Update the passage on missile defense by rewriting it from "The fact is" up to and including "such changes.", with "Russian government" changed to "Russian leadership".

• **Supplied passage**:
***

The fact is that, although Boris Yeltsin in 1992 expressed some interest in collaboration on a
“global protection system” against the ballistic missile threat, when the George H.W. Bush
Administration failed to capitalize on that opening, the Russian government quickly reverted to
form. It has, ever since, been in denial about changes in the strategic environment that would
justify ending the posture of “assured vulnerability” to missile attack imposed by the ABM
Treaty. And it has used every available public forum and negotiating setting to inveigh against
such changes.
Don’t Compound the Clinton-Gore Administration’s Mistake
Matters have, of course, been made worse by the Clinton-Gore team’s insistence that the
Russians are entitled to veto any U.S. deployment of missile defenses. As Deputy
Secretary of
State Strobe Talbott — a man whose Moscow-centric thinking about strategic matters in
general
and arms control in particular is as much an “artifact of the Cold War” as the ABM Treaty to
which he remains committed — put it in September after concluding a round of negotiations with
the Kremlin on missile defense:
- “Is it possible to combine the importance of preserving the ABM Treaty with the new
reality of proliferation of technologies for the manufacture of ballistic missiles? I
think, along with President Clinton and Secretary of State Albright and Defense
Secretary Cohen, that the answer to this question is ‘yes.’ This can be done in a way
that would not just preserve but enhance Russia’s security. But, like other issues we
discussed, the decision rests with Russia.”
As long as U.S. leaders believe, in Gov. Bush’s words, that it is necessary for this
country
to offer — and the Russians to accept — the “necessary amendments to the Anti-Ballistic
Missile Treaty” before it will be “possible” to deploy effective national missile defenses,
chances are that “the decision” for the United States to do so will continue to “rest with
Russia.”
Moscow Rules
The Russians, after all, take deserved pride in their negotiating prowess. It is — as the
Communists are wont to say — “no accident, comrade” that their national sport is chess. Anyone
who has been involved in arms control talks with the Kremlin can attest that they are extremely
adept at accomplishing with obstructionism and stalling tactics what they might otherwise be
denied.

***

• **Stored entries**:
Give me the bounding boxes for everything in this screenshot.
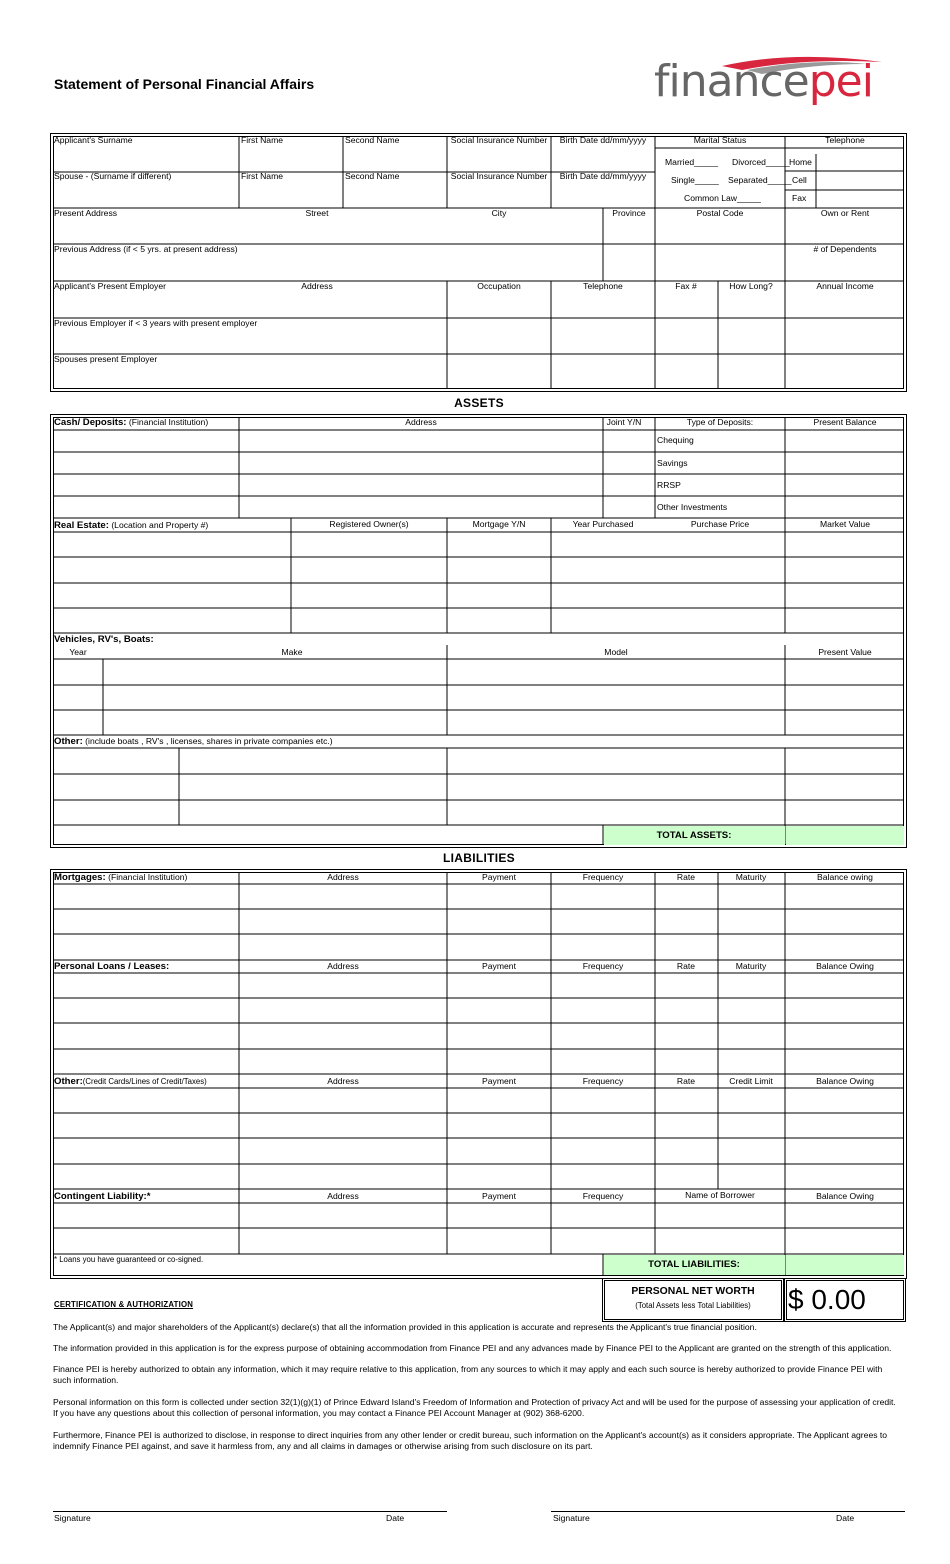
option-married[interactable]: Married_____ bbox=[665, 157, 719, 167]
label-contingent-balance: Balance Owing bbox=[816, 1191, 874, 1201]
label-total-assets: TOTAL ASSETS: bbox=[656, 830, 732, 841]
label-date-1: Date bbox=[386, 1513, 405, 1523]
label-deposit-type: Type of Deposits: bbox=[686, 417, 754, 427]
label-other-balance: Balance Owing bbox=[816, 1076, 874, 1086]
label-loans-maturity: Maturity bbox=[735, 961, 767, 971]
label-present-balance: Present Balance bbox=[813, 417, 877, 427]
label-own-or-rent: Own or Rent bbox=[820, 208, 870, 218]
label-loans-rate: Rate bbox=[676, 961, 696, 971]
label-other-address: Address bbox=[327, 1076, 359, 1086]
label-purchase-price: Purchase Price bbox=[690, 519, 750, 529]
label-name-of-borrower: Name of Borrower bbox=[685, 1190, 755, 1200]
label-vehicle-year: Year bbox=[69, 647, 87, 657]
label-registered-owner: Registered Owner(s) bbox=[329, 519, 409, 529]
label-how-long: How Long? bbox=[729, 281, 773, 291]
label-contingent-liability: Contingent Liability:* bbox=[54, 1191, 151, 1202]
net-worth-value: $ 0.00 bbox=[788, 1284, 866, 1315]
liabilities-heading: LIABILITIES bbox=[443, 851, 515, 865]
label-other-liabilities: Other:(Credit Cards/Lines of Credit/Taxes) bbox=[54, 1076, 207, 1087]
label-real-estate: Real Estate: (Location and Property #) bbox=[54, 520, 209, 531]
label-other-rate: Rate bbox=[676, 1076, 696, 1086]
label-vehicle-present-value: Present Value bbox=[818, 647, 872, 657]
logo-wordmark: financepei bbox=[654, 56, 873, 107]
label-telephone: Telephone bbox=[825, 135, 865, 145]
label-credit-limit: Credit Limit bbox=[729, 1076, 773, 1086]
label-home-phone: Home bbox=[789, 157, 812, 167]
label-street: Street bbox=[305, 208, 329, 218]
label-contingent-frequency: Frequency bbox=[582, 1191, 624, 1201]
label-loans-payment: Payment bbox=[482, 961, 516, 971]
label-mortgage-frequency: Frequency bbox=[582, 872, 624, 882]
label-employer-address: Address bbox=[301, 281, 333, 291]
label-personal-net-worth: PERSONAL NET WORTH bbox=[631, 1286, 755, 1297]
label-employer-telephone: Telephone bbox=[583, 281, 623, 291]
label-other-payment: Payment bbox=[482, 1076, 516, 1086]
option-common-law[interactable]: Common Law_____ bbox=[684, 193, 761, 203]
label-loans-balance: Balance Owing bbox=[816, 961, 874, 971]
label-date-2: Date bbox=[836, 1513, 855, 1523]
label-cash-deposits: Cash/ Deposits: (Financial Institution) bbox=[54, 417, 209, 428]
label-spouse-second-name: Second Name bbox=[345, 171, 400, 181]
certification-paragraph-4: Personal information on this form is collected under section 32(1)(g)(1) of Prince Edward Island's Freedom of Information and Protection of privacy Act and will be used for the purpose of assessing your application of credit. If you have any questions about this collection of personal information, you may contact a Finance PEI Account Manager at (902) 368-6200. bbox=[53, 1397, 896, 1418]
label-mortgage-rate: Rate bbox=[676, 872, 696, 882]
label-market-value: Market Value bbox=[820, 519, 870, 529]
label-mortgages: Mortgages: (Financial Institution) bbox=[54, 872, 188, 883]
label-second-name: Second Name bbox=[345, 135, 400, 145]
certification-paragraph-1: The Applicant(s) and major shareholders of the Applicant(s) declare(s) that all the information provided in this application is accurate and represents the Applicant's true financial position. bbox=[53, 1322, 757, 1332]
label-mortgage-payment: Payment bbox=[482, 872, 516, 882]
certification-heading: CERTIFICATION & AUTHORIZATION bbox=[54, 1300, 194, 1309]
total-assets-value[interactable] bbox=[786, 826, 904, 845]
label-present-address: Present Address bbox=[54, 208, 118, 218]
label-dependents: # of Dependents bbox=[813, 244, 877, 254]
label-sin: Social Insurance Number bbox=[450, 135, 548, 145]
label-fax: Fax bbox=[792, 193, 807, 203]
label-loans-frequency: Frequency bbox=[582, 961, 624, 971]
label-previous-address: Previous Address (if < 5 yrs. at present address) bbox=[54, 244, 238, 254]
label-contingent-payment: Payment bbox=[482, 1191, 516, 1201]
label-mortgage-balance: Balance owing bbox=[817, 872, 873, 882]
label-fax-number: Fax # bbox=[675, 281, 697, 291]
label-loans-address: Address bbox=[327, 961, 359, 971]
option-divorced[interactable]: Divorced_____ bbox=[732, 157, 790, 167]
label-first-name: First Name bbox=[241, 135, 284, 145]
label-year-purchased: Year Purchased bbox=[572, 519, 634, 529]
label-cash-address: Address bbox=[405, 417, 437, 427]
label-previous-employer: Previous Employer if < 3 years with present employer bbox=[54, 318, 258, 328]
label-province: Province bbox=[612, 208, 646, 218]
option-single[interactable]: Single_____ bbox=[671, 175, 719, 185]
label-other-frequency: Frequency bbox=[582, 1076, 624, 1086]
deposit-type-savings: Savings bbox=[657, 458, 688, 468]
total-liabilities-value[interactable] bbox=[786, 1255, 904, 1275]
signature-line-1[interactable] bbox=[53, 1511, 447, 1512]
option-separated[interactable]: Separated_____ bbox=[728, 175, 792, 185]
label-contingent-address: Address bbox=[327, 1191, 359, 1201]
label-mortgage-maturity: Maturity bbox=[735, 872, 767, 882]
label-applicant-surname: Applicant's Surname bbox=[54, 135, 133, 145]
label-spouse-birth-date: Birth Date dd/mm/yyyy bbox=[559, 171, 647, 181]
deposit-type-chequing: Chequing bbox=[657, 435, 694, 445]
label-other-assets: Other: (include boats , RV's , licenses, shares in private companies etc.) bbox=[54, 736, 333, 747]
label-annual-income: Annual Income bbox=[816, 281, 874, 291]
label-occupation: Occupation bbox=[477, 281, 521, 291]
label-mortgage-address: Address bbox=[327, 872, 359, 882]
deposit-type-rrsp: RRSP bbox=[657, 480, 681, 490]
label-cell-phone: Cell bbox=[792, 175, 807, 185]
label-net-worth-sub: (Total Assets less Total Liabilities) bbox=[635, 1301, 751, 1310]
label-postal-code: Postal Code bbox=[696, 208, 744, 218]
label-spouse-sin: Social Insurance Number bbox=[450, 171, 548, 181]
label-signature-2: Signature bbox=[553, 1513, 590, 1523]
certification-paragraph-5: Furthermore, Finance PEI is authorized to disclose, in response to direct inquiries from any other lender or credit bureau, such information on the Applicant's account(s) as it considers appropriate. The Applicant agrees to indemnify Finance PEI against, and save it harmless from, any and all claims in damages or otherwise arising from such disclosure on its part. bbox=[53, 1430, 888, 1451]
label-present-employer: Applicant's Present Employer bbox=[54, 281, 166, 291]
label-city: City bbox=[491, 208, 507, 218]
label-spouse: Spouse - (Surname if different) bbox=[54, 171, 172, 181]
label-vehicle-model: Model bbox=[604, 647, 628, 657]
label-spouse-employer: Spouses present Employer bbox=[54, 354, 158, 364]
assets-heading: ASSETS bbox=[454, 396, 504, 410]
label-vehicles: Vehicles, RV's, Boats: bbox=[54, 634, 154, 645]
label-personal-loans: Personal Loans / Leases: bbox=[54, 961, 170, 972]
certification-paragraph-2: The information provided in this application is for the express purpose of obtaining accommodation from Finance PEI and any advances made by Finance PEI to the Applicant are granted on the strength of this application. bbox=[53, 1343, 892, 1353]
label-mortgage-yn: Mortgage Y/N bbox=[472, 519, 526, 529]
signature-line-2[interactable] bbox=[551, 1511, 905, 1512]
label-marital-status: Marital Status bbox=[693, 135, 747, 145]
label-total-liabilities: TOTAL LIABILITIES: bbox=[648, 1259, 740, 1270]
label-vehicle-make: Make bbox=[281, 647, 303, 657]
certification-paragraph-3: Finance PEI is hereby authorized to obtain any information, which it may require relative to this application, from any sources to which it may apply and each such source is hereby authorized to provide Finance PEI with such information. bbox=[53, 1364, 883, 1385]
footnote-guaranteed-loans: * Loans you have guaranteed or co-signed. bbox=[54, 1255, 204, 1264]
label-signature-1: Signature bbox=[54, 1513, 91, 1523]
label-spouse-first-name: First Name bbox=[241, 171, 284, 181]
deposit-type-other-investments: Other Investments bbox=[657, 502, 728, 512]
label-joint: Joint Y/N bbox=[606, 417, 642, 427]
label-birth-date: Birth Date dd/mm/yyyy bbox=[559, 135, 647, 145]
page-title: Statement of Personal Financial Affairs bbox=[54, 76, 315, 92]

***

• **Task result**:
The fact is that, although Boris Yeltsin in 1992 expressed some interest in collaboration on a
“global protection system” against the ballistic missile threat, when the George H.W. Bush
Administration failed to capitalize on that opening, the Russian leadership quickly reverted to
form. It has, ever since, been in denial about changes in the strategic environment that would
justify ending the posture of “assured vulnerability” to missile attack imposed by the ABM
Treaty. And it has used every available public forum and negotiating setting to inveigh against
such changes.